### Problem
In the entries below, identify every line with the string "Root" and copy it.

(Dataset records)

# # # #

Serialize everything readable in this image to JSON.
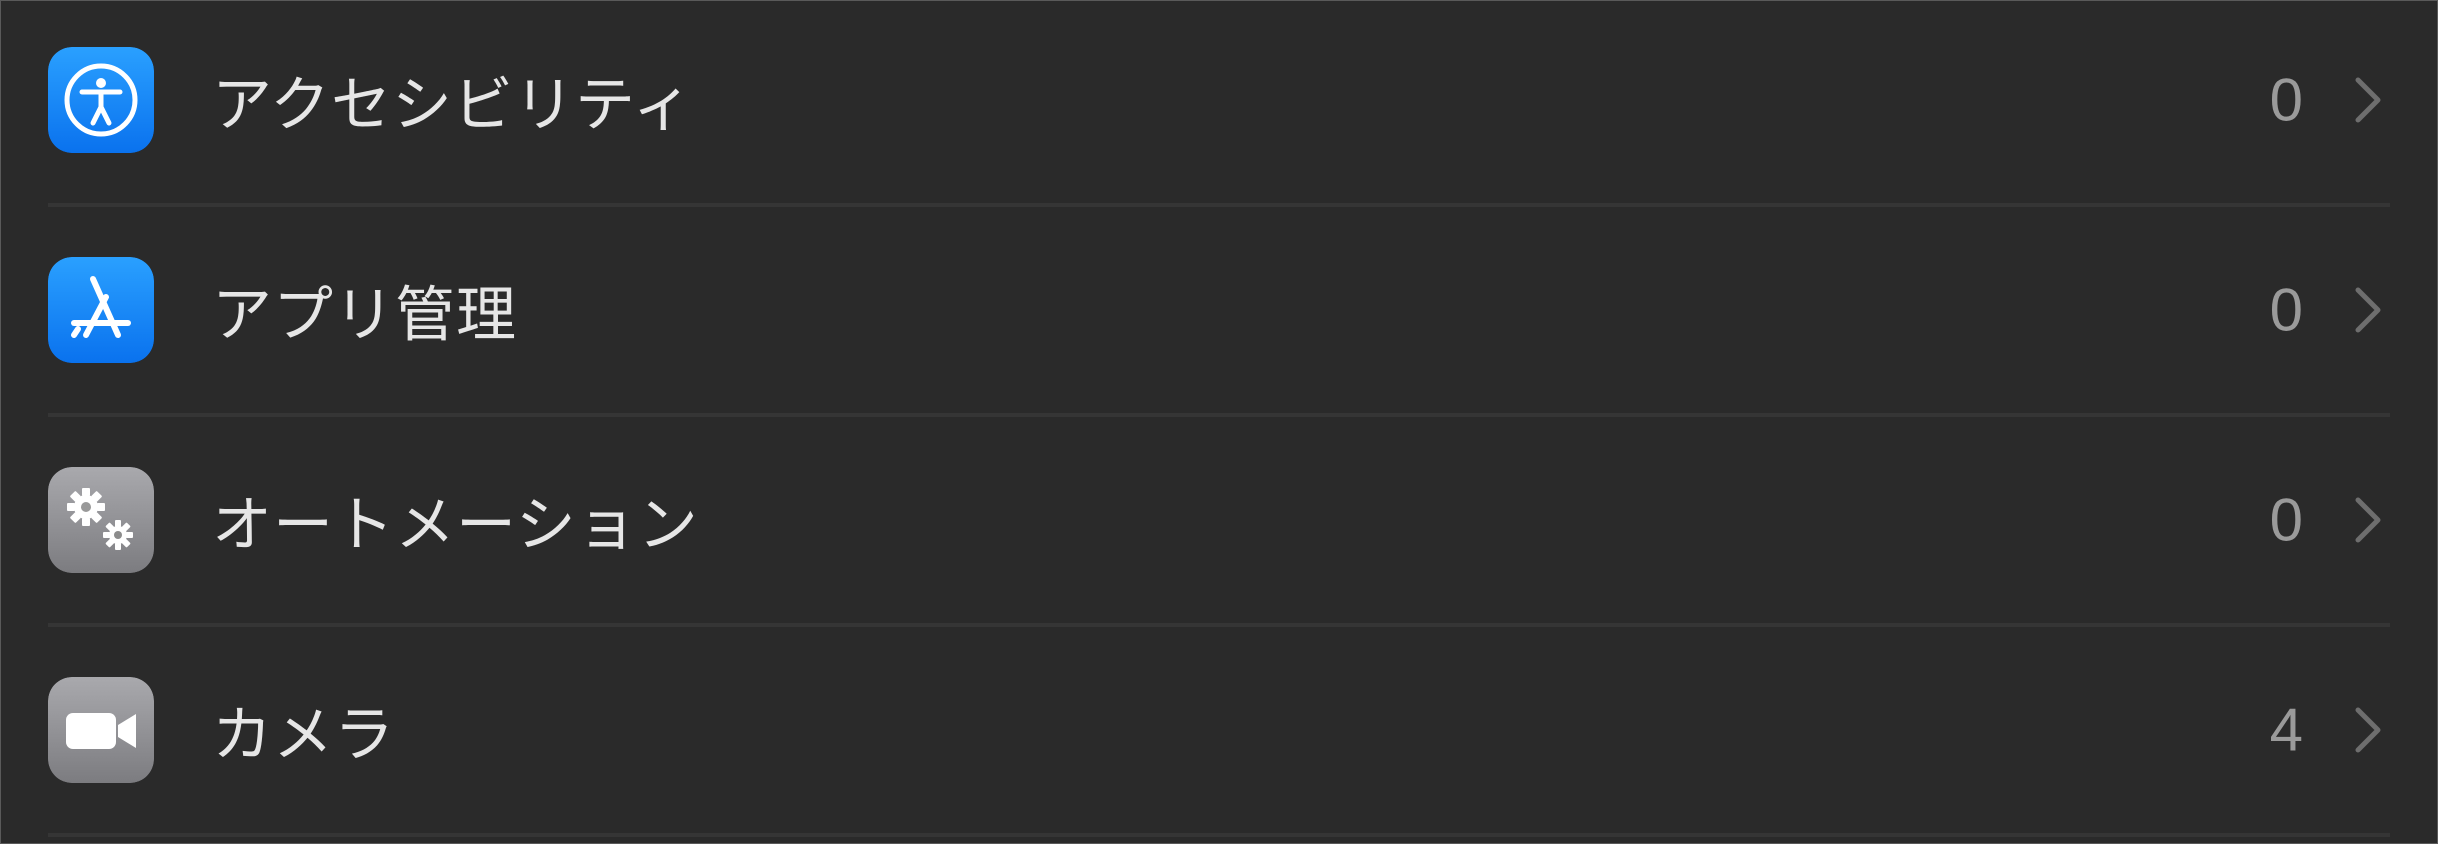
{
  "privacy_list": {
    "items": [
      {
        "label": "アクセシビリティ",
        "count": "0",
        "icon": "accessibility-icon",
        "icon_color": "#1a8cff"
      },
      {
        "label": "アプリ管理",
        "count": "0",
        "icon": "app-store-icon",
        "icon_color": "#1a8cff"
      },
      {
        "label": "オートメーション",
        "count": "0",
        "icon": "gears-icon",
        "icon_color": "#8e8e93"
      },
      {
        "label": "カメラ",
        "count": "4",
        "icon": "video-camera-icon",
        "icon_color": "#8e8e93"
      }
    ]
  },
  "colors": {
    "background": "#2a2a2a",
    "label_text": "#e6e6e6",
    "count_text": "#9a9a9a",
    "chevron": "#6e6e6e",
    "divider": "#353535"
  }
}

# # # #

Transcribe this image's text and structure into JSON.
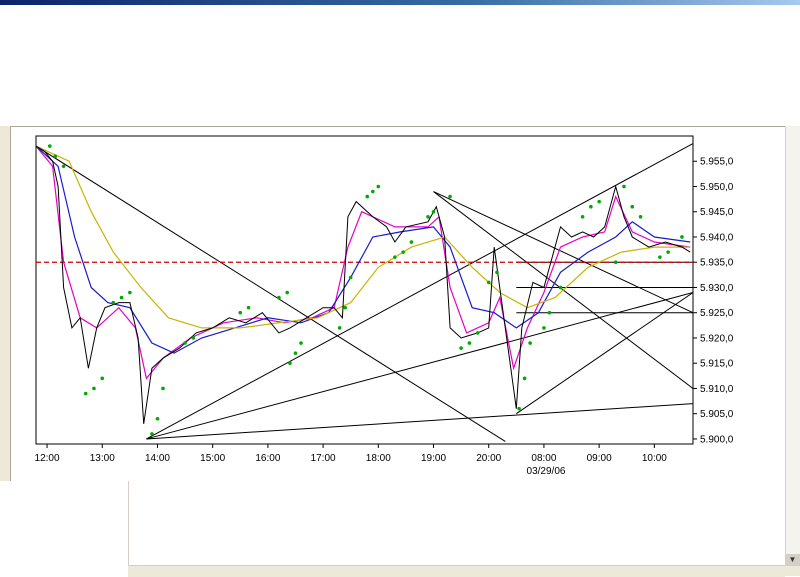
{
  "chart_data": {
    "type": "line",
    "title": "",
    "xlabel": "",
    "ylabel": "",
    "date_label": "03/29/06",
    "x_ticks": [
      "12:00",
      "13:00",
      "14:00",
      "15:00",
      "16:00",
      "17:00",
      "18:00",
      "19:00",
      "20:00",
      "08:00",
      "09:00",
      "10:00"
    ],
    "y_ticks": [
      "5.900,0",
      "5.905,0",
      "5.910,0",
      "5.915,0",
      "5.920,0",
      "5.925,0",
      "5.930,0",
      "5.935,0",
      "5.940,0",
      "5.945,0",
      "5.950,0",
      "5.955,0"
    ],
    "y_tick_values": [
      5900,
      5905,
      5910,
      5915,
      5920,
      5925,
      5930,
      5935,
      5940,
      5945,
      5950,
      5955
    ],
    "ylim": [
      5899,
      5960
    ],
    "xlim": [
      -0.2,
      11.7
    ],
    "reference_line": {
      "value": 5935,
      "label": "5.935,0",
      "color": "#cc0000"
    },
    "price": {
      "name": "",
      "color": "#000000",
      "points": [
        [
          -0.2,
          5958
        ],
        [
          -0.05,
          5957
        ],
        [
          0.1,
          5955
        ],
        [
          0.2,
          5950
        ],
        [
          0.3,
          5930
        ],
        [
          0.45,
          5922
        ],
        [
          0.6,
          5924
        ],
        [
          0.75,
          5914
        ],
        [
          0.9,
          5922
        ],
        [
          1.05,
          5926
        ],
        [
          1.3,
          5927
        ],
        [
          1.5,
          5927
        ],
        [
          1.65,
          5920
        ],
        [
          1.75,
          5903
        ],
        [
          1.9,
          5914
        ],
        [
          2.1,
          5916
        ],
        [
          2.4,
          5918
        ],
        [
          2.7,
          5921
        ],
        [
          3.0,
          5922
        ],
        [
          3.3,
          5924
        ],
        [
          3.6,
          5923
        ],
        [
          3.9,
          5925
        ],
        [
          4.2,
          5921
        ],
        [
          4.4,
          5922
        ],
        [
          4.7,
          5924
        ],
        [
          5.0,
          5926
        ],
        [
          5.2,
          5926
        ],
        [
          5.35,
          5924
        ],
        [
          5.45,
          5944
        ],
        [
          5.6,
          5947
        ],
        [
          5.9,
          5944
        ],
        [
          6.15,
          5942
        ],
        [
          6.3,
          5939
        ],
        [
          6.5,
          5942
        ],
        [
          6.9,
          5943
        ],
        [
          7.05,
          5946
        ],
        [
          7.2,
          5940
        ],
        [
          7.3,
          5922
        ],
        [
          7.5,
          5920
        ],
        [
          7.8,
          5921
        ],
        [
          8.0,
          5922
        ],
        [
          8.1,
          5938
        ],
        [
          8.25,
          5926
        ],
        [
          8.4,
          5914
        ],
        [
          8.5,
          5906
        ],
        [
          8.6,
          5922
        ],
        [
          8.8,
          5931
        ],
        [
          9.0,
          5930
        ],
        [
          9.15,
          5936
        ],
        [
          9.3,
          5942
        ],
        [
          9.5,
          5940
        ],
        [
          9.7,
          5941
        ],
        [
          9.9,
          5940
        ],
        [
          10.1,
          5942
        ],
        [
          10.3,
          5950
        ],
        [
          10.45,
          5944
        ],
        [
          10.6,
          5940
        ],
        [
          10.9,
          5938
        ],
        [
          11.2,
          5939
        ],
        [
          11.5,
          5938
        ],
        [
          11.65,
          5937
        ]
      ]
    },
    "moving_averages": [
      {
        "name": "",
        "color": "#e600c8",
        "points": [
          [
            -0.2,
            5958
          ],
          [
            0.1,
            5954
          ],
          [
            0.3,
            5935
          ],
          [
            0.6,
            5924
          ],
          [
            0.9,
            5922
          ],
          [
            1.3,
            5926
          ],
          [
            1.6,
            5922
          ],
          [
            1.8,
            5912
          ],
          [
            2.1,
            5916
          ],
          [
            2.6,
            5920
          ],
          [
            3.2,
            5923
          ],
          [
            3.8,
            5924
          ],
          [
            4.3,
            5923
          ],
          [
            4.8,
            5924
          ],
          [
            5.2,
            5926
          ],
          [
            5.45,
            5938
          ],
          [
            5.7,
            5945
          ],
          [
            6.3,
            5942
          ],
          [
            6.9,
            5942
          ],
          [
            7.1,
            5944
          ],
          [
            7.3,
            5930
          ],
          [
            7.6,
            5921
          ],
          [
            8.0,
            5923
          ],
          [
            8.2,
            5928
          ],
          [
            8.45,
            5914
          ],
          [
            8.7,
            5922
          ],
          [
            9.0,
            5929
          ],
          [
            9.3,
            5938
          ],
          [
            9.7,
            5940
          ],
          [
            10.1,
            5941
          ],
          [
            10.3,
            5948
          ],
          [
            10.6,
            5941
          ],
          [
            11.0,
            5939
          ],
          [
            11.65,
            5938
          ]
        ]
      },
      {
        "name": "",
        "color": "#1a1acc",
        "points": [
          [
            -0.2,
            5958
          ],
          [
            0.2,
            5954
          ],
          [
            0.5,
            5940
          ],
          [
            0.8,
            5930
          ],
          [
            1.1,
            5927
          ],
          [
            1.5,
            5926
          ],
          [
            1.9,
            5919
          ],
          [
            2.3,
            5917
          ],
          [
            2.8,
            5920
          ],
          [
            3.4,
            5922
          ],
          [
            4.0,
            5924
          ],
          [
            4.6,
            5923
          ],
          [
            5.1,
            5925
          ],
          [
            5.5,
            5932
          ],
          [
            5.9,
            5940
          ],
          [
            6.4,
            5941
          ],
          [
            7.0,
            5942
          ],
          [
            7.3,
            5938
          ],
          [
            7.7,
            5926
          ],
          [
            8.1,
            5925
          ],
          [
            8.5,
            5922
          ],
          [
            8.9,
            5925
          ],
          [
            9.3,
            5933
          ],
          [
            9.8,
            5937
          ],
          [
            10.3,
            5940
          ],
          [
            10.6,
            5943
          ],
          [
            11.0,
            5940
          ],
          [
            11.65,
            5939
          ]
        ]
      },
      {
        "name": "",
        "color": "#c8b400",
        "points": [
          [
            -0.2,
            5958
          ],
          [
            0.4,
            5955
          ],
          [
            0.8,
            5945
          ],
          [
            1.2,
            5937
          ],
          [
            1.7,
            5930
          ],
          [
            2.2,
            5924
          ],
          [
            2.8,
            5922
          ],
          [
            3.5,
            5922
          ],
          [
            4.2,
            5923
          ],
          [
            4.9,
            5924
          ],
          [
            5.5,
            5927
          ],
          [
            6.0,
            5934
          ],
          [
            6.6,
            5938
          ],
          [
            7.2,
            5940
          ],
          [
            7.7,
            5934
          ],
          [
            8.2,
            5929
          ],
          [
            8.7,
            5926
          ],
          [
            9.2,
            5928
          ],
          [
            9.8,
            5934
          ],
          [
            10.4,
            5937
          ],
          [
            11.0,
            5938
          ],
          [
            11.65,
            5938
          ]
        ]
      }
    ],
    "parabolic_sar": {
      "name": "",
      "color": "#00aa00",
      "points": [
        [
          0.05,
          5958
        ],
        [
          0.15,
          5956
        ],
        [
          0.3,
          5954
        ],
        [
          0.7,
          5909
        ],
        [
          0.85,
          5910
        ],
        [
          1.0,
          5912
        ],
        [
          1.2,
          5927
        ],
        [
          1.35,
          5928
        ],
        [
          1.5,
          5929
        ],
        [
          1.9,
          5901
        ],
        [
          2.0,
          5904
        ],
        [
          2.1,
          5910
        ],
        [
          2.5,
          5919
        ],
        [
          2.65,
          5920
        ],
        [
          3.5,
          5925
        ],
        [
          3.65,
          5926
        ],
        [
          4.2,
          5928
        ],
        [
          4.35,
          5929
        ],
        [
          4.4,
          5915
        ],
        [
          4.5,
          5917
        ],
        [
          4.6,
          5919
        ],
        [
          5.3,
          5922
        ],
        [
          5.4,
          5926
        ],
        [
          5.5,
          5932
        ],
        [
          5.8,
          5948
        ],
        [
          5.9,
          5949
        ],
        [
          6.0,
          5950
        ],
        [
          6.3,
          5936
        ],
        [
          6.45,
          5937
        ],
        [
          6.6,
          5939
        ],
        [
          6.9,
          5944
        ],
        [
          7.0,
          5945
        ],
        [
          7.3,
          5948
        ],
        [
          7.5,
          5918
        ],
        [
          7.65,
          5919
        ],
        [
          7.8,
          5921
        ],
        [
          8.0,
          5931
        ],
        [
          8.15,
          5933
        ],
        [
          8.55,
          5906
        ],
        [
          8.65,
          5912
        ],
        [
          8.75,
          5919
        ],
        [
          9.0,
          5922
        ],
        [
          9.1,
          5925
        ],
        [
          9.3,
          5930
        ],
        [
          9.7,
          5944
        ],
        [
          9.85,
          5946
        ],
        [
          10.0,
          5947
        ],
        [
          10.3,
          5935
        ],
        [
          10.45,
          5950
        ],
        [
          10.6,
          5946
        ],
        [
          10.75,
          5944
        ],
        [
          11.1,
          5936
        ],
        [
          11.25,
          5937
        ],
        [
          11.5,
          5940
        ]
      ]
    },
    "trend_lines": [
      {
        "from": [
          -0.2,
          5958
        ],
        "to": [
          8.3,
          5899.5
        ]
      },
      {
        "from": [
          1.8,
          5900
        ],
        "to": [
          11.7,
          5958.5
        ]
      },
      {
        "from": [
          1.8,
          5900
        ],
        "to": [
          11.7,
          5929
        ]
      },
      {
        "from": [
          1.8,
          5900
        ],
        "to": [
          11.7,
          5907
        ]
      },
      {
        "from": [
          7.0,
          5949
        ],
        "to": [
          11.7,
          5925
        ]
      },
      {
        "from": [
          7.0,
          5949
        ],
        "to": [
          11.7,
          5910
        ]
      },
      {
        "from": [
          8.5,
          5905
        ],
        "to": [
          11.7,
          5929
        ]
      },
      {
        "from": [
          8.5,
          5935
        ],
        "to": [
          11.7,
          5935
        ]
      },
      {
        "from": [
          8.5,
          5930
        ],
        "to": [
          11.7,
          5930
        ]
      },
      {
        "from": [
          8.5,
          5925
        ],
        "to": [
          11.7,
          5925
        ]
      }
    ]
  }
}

# # # #

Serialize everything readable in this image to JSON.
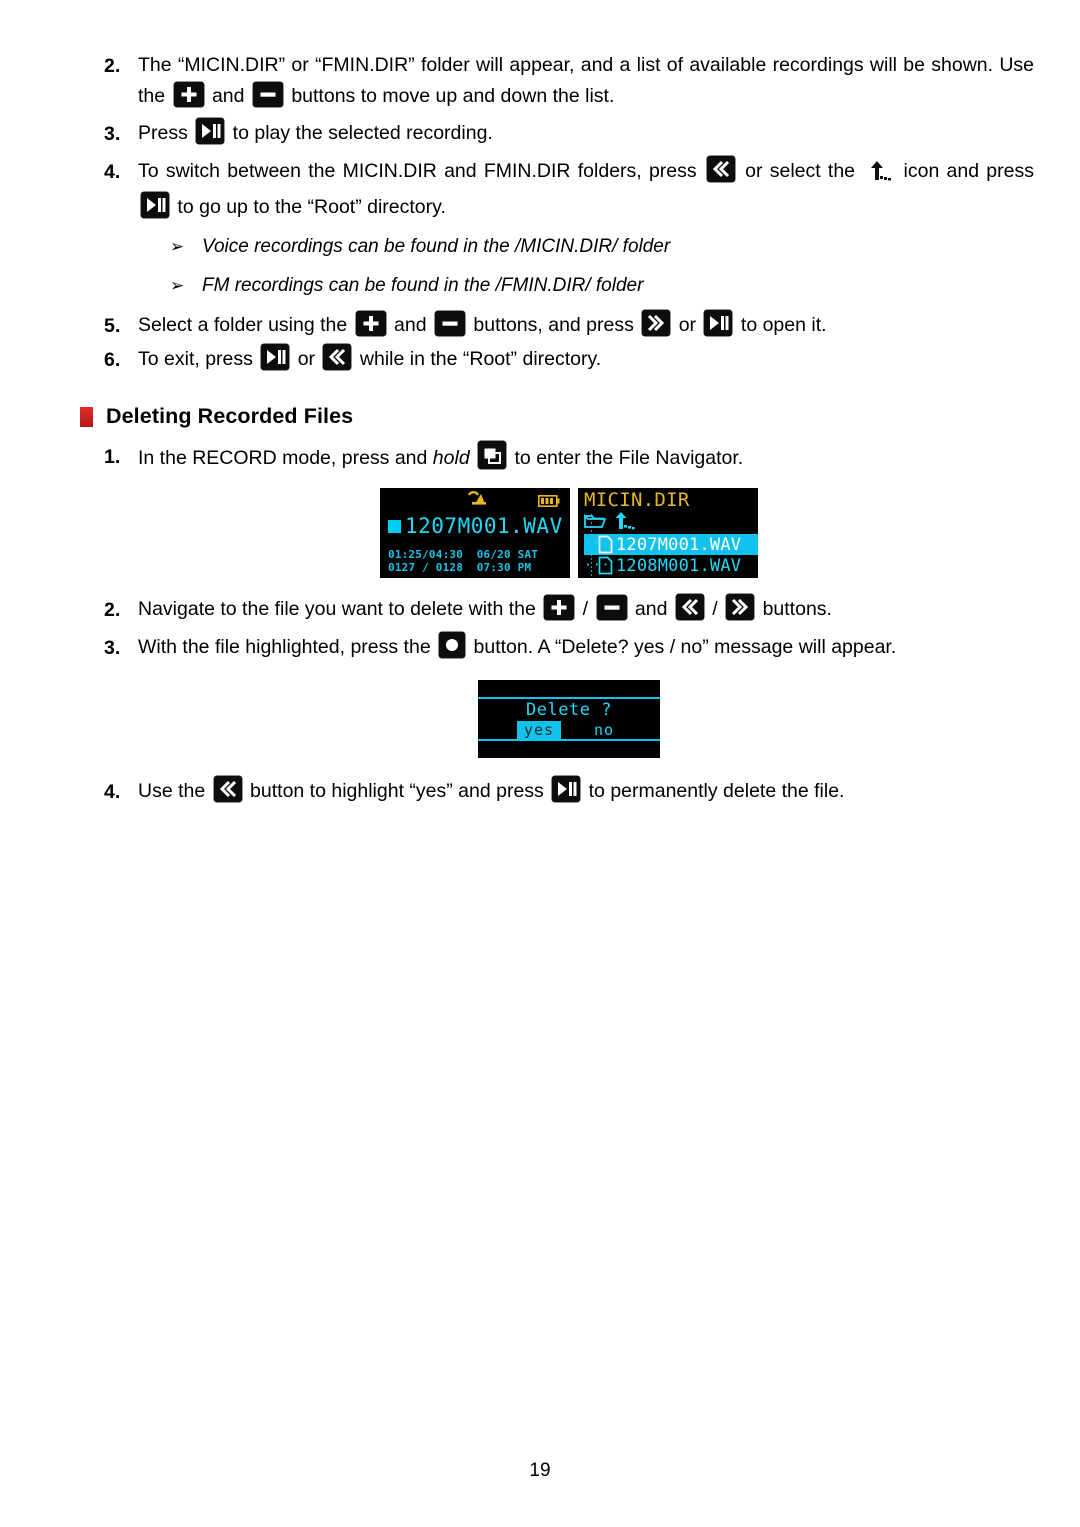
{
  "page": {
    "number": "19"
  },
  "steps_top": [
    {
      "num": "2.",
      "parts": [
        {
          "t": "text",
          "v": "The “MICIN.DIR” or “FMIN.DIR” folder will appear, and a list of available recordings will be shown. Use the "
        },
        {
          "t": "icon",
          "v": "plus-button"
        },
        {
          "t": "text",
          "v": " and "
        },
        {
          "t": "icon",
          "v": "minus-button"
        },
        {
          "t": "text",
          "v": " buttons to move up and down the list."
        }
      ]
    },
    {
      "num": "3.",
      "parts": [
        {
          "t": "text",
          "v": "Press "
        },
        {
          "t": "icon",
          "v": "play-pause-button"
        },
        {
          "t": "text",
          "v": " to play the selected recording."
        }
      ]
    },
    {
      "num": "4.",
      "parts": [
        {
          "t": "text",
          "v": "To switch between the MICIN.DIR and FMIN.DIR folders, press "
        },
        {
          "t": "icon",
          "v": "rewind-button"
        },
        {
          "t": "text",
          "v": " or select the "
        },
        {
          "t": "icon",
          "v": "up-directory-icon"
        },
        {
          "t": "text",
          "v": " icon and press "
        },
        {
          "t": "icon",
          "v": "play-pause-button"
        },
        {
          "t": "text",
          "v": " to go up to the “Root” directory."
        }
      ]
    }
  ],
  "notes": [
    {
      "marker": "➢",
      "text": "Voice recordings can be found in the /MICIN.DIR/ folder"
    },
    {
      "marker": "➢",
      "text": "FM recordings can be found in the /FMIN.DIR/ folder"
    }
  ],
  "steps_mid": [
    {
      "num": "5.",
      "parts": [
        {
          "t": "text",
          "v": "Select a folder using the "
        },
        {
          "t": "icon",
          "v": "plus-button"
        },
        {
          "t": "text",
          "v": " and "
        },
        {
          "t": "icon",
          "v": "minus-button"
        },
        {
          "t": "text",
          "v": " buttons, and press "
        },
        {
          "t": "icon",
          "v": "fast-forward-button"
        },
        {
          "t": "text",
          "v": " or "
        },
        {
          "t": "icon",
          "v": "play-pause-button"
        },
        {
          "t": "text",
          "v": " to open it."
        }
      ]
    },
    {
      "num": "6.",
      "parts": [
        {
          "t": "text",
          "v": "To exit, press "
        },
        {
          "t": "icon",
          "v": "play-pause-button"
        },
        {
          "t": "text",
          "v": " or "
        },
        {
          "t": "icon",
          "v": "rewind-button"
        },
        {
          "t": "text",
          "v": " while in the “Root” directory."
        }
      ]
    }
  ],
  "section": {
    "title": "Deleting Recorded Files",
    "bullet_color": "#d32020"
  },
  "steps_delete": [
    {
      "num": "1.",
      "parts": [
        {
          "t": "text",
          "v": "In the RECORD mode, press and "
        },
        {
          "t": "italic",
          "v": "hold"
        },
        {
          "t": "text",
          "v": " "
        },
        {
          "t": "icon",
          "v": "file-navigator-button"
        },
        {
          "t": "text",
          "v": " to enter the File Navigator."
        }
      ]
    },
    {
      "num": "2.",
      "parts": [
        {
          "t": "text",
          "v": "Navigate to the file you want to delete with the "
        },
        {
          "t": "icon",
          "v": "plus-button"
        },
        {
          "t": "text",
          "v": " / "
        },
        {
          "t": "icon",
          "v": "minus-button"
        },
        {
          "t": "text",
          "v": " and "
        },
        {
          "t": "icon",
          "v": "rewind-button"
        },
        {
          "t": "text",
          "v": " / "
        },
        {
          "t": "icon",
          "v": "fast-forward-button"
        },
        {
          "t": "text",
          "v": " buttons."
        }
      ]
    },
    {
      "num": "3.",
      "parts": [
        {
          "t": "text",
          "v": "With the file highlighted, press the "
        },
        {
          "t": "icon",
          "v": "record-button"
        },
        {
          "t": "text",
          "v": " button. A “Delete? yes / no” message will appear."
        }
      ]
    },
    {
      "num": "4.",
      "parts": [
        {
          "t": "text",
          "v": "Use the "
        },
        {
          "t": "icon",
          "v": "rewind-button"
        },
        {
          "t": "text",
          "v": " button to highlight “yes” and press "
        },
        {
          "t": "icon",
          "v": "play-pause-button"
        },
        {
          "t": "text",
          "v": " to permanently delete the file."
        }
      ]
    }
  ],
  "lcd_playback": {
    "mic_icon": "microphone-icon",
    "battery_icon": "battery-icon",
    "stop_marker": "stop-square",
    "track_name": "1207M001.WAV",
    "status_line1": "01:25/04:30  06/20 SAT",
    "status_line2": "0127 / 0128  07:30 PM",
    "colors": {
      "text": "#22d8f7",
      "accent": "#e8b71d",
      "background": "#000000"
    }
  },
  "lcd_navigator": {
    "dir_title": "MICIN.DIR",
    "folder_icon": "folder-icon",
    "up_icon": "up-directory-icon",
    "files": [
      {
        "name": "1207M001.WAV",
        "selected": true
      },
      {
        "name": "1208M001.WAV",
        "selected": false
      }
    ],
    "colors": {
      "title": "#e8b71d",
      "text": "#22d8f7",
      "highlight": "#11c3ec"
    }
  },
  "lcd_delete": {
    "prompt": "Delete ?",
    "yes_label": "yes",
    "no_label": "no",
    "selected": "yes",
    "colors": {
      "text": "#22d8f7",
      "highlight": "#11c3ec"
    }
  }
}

# # # #

### Result of this task
          "v": " to go up to the “Root” directory."
          "v": " while in the “Root” directory."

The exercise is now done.